» What needs to be done: Repeat all entries exactly.

>> Begin Material for this task

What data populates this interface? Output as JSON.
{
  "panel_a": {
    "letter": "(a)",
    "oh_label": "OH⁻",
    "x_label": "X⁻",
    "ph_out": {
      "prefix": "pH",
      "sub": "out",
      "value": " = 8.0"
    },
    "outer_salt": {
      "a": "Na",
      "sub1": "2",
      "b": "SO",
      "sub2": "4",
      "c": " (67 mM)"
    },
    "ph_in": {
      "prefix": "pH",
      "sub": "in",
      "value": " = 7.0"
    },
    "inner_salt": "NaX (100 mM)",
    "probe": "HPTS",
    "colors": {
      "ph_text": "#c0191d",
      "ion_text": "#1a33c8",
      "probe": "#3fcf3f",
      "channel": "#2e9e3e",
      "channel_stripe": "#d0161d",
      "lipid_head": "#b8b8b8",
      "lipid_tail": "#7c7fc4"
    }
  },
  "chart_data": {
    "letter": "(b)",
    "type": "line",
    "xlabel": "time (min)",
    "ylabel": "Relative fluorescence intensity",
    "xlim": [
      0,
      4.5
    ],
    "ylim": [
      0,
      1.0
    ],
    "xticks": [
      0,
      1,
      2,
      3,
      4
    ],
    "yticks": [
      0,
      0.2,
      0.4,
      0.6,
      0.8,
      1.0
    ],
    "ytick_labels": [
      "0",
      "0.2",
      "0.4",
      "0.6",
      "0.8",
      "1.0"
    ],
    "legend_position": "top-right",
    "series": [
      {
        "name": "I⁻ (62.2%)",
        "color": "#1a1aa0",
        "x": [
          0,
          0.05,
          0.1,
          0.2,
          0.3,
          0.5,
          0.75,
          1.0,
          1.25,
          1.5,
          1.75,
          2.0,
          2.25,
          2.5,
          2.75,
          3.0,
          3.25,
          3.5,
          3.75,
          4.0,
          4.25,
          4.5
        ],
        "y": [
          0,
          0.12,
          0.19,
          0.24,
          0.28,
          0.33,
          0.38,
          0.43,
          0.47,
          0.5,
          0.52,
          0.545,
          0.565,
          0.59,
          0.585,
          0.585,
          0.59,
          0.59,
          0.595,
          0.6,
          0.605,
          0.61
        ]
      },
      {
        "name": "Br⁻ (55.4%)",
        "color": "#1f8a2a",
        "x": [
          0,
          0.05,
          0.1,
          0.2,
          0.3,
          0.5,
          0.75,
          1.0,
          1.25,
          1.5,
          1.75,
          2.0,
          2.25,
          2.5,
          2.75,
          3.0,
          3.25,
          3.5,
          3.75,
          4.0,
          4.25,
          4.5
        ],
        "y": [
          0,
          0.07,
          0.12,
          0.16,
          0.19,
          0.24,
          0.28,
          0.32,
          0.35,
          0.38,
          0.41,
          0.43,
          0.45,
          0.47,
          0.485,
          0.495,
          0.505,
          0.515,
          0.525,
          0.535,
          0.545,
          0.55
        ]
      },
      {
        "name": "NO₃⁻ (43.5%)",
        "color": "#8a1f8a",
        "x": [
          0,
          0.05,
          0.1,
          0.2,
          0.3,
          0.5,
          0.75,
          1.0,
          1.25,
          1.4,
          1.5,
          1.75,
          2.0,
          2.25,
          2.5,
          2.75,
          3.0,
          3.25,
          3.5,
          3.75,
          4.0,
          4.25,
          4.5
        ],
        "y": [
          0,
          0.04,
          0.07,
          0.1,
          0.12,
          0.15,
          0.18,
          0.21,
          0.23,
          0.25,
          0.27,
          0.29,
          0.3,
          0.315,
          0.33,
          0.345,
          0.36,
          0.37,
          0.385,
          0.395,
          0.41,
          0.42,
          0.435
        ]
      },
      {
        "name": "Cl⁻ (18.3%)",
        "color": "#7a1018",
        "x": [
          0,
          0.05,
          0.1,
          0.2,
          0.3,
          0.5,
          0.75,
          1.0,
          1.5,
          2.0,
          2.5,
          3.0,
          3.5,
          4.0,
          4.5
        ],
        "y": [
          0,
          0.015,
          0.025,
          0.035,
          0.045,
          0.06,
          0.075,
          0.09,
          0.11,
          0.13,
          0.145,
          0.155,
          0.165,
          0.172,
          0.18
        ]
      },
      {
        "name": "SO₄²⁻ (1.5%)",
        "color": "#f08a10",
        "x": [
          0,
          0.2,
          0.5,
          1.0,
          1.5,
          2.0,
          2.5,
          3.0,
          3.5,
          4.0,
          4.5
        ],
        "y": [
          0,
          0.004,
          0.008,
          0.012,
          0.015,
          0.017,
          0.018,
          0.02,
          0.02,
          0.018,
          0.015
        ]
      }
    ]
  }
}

>> End Material for this task

» Solution to this exercise:
What data populates this interface? Output as JSON.
{
  "panel_a": {
    "letter": "(a)",
    "oh_label": "OH⁻",
    "x_label": "X⁻",
    "ph_out": {
      "prefix": "pH",
      "sub": "out",
      "value": " = 8.0"
    },
    "outer_salt": {
      "a": "Na",
      "sub1": "2",
      "b": "SO",
      "sub2": "4",
      "c": " (67 mM)"
    },
    "ph_in": {
      "prefix": "pH",
      "sub": "in",
      "value": " = 7.0"
    },
    "inner_salt": "NaX (100 mM)",
    "probe": "HPTS",
    "colors": {
      "ph_text": "#c0191d",
      "ion_text": "#1a33c8",
      "probe": "#3fcf3f",
      "channel": "#2e9e3e",
      "channel_stripe": "#d0161d",
      "lipid_head": "#b8b8b8",
      "lipid_tail": "#7c7fc4"
    }
  },
  "chart_data": {
    "letter": "(b)",
    "type": "line",
    "xlabel": "time (min)",
    "ylabel": "Relative fluorescence intensity",
    "xlim": [
      0,
      4.5
    ],
    "ylim": [
      0,
      1.0
    ],
    "xticks": [
      0,
      1,
      2,
      3,
      4
    ],
    "yticks": [
      0,
      0.2,
      0.4,
      0.6,
      0.8,
      1.0
    ],
    "ytick_labels": [
      "0",
      "0.2",
      "0.4",
      "0.6",
      "0.8",
      "1.0"
    ],
    "legend_position": "top-right",
    "series": [
      {
        "name": "I⁻ (62.2%)",
        "color": "#1a1aa0",
        "x": [
          0,
          0.05,
          0.1,
          0.2,
          0.3,
          0.5,
          0.75,
          1.0,
          1.25,
          1.5,
          1.75,
          2.0,
          2.25,
          2.5,
          2.75,
          3.0,
          3.25,
          3.5,
          3.75,
          4.0,
          4.25,
          4.5
        ],
        "y": [
          0,
          0.12,
          0.19,
          0.24,
          0.28,
          0.33,
          0.38,
          0.43,
          0.47,
          0.5,
          0.52,
          0.545,
          0.565,
          0.59,
          0.585,
          0.585,
          0.59,
          0.59,
          0.595,
          0.6,
          0.605,
          0.61
        ]
      },
      {
        "name": "Br⁻ (55.4%)",
        "color": "#1f8a2a",
        "x": [
          0,
          0.05,
          0.1,
          0.2,
          0.3,
          0.5,
          0.75,
          1.0,
          1.25,
          1.5,
          1.75,
          2.0,
          2.25,
          2.5,
          2.75,
          3.0,
          3.25,
          3.5,
          3.75,
          4.0,
          4.25,
          4.5
        ],
        "y": [
          0,
          0.07,
          0.12,
          0.16,
          0.19,
          0.24,
          0.28,
          0.32,
          0.35,
          0.38,
          0.41,
          0.43,
          0.45,
          0.47,
          0.485,
          0.495,
          0.505,
          0.515,
          0.525,
          0.535,
          0.545,
          0.55
        ]
      },
      {
        "name": "NO₃⁻ (43.5%)",
        "color": "#8a1f8a",
        "x": [
          0,
          0.05,
          0.1,
          0.2,
          0.3,
          0.5,
          0.75,
          1.0,
          1.25,
          1.4,
          1.5,
          1.75,
          2.0,
          2.25,
          2.5,
          2.75,
          3.0,
          3.25,
          3.5,
          3.75,
          4.0,
          4.25,
          4.5
        ],
        "y": [
          0,
          0.04,
          0.07,
          0.1,
          0.12,
          0.15,
          0.18,
          0.21,
          0.23,
          0.25,
          0.27,
          0.29,
          0.3,
          0.315,
          0.33,
          0.345,
          0.36,
          0.37,
          0.385,
          0.395,
          0.41,
          0.42,
          0.435
        ]
      },
      {
        "name": "Cl⁻ (18.3%)",
        "color": "#7a1018",
        "x": [
          0,
          0.05,
          0.1,
          0.2,
          0.3,
          0.5,
          0.75,
          1.0,
          1.5,
          2.0,
          2.5,
          3.0,
          3.5,
          4.0,
          4.5
        ],
        "y": [
          0,
          0.015,
          0.025,
          0.035,
          0.045,
          0.06,
          0.075,
          0.09,
          0.11,
          0.13,
          0.145,
          0.155,
          0.165,
          0.172,
          0.18
        ]
      },
      {
        "name": "SO₄²⁻ (1.5%)",
        "color": "#f08a10",
        "x": [
          0,
          0.2,
          0.5,
          1.0,
          1.5,
          2.0,
          2.5,
          3.0,
          3.5,
          4.0,
          4.5
        ],
        "y": [
          0,
          0.004,
          0.008,
          0.012,
          0.015,
          0.017,
          0.018,
          0.02,
          0.02,
          0.018,
          0.015
        ]
      }
    ]
  }
}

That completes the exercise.